- _DIRECTIONS_
In the memoir passage, copy out the stretch from "There’s one event" through "My parents howling.", putting "my father" wherever "my Dad" appears.

- _SOURCE PASSAGE_

=-=-=

I’m not sure why I remembered a particular memory this evening. It just struck me. A few years ago, I read a book by Alexandra Fuller DON’T LET’S GO TO THE DOGS TONIGHT. I know, a long title for a book. The book is a sort of memoir – a white girl growing up in Rhodesia.
There’s one event I thought of specifically. I remember reading the book and I may have thought of this similarity with an event that happened in my life. I just thought about it tonight. When I was 10 years old, I lost a sister. She was only 8 months old. She died in a house fire at my aunt’s house. I took care of my sister for most of the summer. Yes, I was only 1o years old but both my parents were working and someone had to take care of the baby. I remember this day. I went with my Dad, taking care of some official paperwork/shopping before school starts (mid-August). I remember the black smoke on the horizon as we approached our homestead. The horror when we got home. Intense heat. Red, yellow and black. Screams. Wailing. Unspeakable sight. My parents howling.
After the embers cooled and the Police took my sister’s remains, my parents took us (my siblings and I) in the vehicle and drove. I don’t think my parents knew where we were going. We ended up at a distant relative’s home. He was a respected spiritual leader and had medicine. He and his wife tried to console my parents. I don’t remember much after that. Being numb. Becoming invisible. Then the guilt settled in and remained my constant companion. Survivor’s guilt. Not that I suffered in the fire. Just that I survived my childhood and my sister didn’t. Guilt, that this was my punishment for resentment of having to babysit my sister while all the rest of the kids were free to enjoy their summer free time. This was my world for a very long time. Decades.

=-=-=

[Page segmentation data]
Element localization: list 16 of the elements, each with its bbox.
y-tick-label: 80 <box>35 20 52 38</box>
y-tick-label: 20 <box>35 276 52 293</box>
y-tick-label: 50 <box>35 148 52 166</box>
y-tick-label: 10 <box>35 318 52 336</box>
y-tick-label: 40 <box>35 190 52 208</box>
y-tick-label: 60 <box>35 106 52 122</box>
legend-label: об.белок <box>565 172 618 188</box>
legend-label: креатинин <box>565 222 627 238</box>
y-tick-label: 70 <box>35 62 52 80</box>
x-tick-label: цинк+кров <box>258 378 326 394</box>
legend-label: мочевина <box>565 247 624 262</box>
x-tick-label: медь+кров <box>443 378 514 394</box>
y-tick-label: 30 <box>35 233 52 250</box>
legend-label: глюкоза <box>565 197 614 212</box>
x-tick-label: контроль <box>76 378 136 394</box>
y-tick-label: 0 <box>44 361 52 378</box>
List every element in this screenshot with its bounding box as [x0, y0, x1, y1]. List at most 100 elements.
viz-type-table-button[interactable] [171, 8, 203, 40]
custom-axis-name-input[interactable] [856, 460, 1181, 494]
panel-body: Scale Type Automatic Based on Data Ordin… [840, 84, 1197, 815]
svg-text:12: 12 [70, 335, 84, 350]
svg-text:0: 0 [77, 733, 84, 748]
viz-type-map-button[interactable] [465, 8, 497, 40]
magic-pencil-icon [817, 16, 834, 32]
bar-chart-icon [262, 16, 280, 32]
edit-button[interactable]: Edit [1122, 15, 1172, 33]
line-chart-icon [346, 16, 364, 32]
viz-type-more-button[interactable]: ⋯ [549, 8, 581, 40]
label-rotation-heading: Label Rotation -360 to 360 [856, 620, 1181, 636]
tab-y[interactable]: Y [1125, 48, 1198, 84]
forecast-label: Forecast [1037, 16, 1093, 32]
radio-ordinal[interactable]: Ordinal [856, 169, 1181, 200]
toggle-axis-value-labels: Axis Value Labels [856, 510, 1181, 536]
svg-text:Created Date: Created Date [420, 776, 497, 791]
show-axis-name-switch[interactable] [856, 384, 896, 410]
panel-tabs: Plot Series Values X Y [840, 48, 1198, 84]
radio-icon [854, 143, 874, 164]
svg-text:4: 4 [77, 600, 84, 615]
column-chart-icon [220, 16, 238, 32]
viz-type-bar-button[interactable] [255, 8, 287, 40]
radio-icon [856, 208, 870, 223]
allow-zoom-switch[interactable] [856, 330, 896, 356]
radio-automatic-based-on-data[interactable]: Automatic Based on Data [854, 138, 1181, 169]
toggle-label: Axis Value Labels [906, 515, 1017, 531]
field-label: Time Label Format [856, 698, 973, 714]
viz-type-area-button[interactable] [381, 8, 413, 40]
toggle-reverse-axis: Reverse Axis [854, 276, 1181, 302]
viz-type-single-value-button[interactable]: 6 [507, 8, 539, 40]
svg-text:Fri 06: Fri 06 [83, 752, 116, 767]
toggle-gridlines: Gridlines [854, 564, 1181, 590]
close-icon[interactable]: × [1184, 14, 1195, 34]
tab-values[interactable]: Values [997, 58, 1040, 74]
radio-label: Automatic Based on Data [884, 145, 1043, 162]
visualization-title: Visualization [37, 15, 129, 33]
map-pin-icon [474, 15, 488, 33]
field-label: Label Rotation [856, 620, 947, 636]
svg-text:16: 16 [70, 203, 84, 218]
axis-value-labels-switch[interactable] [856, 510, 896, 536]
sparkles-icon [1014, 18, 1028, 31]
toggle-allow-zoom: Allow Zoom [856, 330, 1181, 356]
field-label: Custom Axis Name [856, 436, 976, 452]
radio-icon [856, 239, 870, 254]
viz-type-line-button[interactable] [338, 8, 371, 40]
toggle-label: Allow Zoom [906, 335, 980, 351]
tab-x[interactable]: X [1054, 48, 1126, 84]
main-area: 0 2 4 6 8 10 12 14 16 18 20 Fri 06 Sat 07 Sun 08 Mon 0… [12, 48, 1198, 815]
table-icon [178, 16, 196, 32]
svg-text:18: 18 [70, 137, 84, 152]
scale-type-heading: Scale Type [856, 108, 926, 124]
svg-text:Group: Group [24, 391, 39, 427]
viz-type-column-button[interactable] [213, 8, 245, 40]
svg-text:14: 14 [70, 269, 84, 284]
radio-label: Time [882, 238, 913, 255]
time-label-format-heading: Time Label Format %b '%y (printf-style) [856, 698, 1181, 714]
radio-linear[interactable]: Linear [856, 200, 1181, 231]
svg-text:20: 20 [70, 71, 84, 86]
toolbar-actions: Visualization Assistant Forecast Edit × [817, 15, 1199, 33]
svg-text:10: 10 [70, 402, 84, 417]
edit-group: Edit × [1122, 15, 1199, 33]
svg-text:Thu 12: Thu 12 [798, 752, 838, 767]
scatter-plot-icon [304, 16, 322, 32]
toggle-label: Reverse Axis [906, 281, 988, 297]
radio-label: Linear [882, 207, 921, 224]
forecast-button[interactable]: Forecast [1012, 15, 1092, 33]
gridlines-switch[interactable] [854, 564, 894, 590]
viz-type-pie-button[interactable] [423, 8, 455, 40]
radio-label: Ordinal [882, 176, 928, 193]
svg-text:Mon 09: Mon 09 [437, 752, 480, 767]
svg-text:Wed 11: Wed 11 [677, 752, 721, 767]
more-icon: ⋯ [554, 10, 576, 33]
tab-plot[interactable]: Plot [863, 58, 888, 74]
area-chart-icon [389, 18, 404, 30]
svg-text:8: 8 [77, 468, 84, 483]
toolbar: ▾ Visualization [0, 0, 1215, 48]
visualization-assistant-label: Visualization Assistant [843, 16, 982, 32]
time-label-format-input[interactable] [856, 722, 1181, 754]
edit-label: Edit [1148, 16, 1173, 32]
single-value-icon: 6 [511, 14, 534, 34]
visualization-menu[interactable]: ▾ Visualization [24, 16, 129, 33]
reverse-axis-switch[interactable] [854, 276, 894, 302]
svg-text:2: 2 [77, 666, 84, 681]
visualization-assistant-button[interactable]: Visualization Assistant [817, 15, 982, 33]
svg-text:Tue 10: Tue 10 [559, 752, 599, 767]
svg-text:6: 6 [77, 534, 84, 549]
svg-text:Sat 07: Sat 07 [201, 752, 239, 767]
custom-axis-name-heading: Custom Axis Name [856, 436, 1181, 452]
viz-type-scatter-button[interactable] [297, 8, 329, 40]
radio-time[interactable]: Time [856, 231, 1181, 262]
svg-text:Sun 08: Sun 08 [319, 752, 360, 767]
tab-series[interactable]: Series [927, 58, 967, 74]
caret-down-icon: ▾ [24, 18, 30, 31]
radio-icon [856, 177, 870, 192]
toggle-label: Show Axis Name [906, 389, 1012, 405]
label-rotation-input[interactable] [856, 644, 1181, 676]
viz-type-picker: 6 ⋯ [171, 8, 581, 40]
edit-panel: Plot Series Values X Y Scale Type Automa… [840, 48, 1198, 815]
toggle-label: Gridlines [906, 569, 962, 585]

=-=-=

- _EXERCISE ANSWER_
There’s one event I thought of specifically. I remember reading the book and I may have thought of this similarity with an event that happened in my life. I just thought about it tonight. When I was 10 years old, I lost a sister. She was only 8 months old. She died in a house fire at my aunt’s house. I took care of my sister for most of the summer. Yes, I was only 1o years old but both my parents were working and someone had to take care of the baby. I remember this day. I went with my father, taking care of some official paperwork/shopping before school starts (mid-August). I remember the black smoke on the horizon as we approached our homestead. The horror when we got home. Intense heat. Red, yellow and black. Screams. Wailing. Unspeakable sight. My parents howling.